= Problem details =
In the records below, find each line with the word "manager" and copy it.

# # # # #

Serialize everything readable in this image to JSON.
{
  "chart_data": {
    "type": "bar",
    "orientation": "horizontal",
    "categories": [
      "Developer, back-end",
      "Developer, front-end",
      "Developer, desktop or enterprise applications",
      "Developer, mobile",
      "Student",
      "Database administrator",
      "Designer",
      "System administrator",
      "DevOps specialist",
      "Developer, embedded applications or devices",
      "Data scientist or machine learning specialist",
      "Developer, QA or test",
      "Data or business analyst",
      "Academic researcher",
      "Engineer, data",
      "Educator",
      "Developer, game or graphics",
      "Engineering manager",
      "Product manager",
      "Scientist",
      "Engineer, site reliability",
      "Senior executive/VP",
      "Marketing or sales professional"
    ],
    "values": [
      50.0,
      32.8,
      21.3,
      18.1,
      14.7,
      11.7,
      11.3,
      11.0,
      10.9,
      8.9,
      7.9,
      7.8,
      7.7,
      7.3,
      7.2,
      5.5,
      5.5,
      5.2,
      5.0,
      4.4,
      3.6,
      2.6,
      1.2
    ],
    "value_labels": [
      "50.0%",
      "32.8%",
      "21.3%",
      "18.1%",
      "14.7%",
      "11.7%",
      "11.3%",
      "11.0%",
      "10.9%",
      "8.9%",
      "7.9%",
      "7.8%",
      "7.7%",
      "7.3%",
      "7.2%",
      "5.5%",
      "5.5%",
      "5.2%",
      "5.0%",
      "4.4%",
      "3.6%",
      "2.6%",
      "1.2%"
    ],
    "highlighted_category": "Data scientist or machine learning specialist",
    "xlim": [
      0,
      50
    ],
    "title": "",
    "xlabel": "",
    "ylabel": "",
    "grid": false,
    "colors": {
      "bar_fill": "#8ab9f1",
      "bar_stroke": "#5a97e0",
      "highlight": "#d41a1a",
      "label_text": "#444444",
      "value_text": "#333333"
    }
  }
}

# # # # #

= Solution to this task =
      "Engineering manager",
      "Product manager",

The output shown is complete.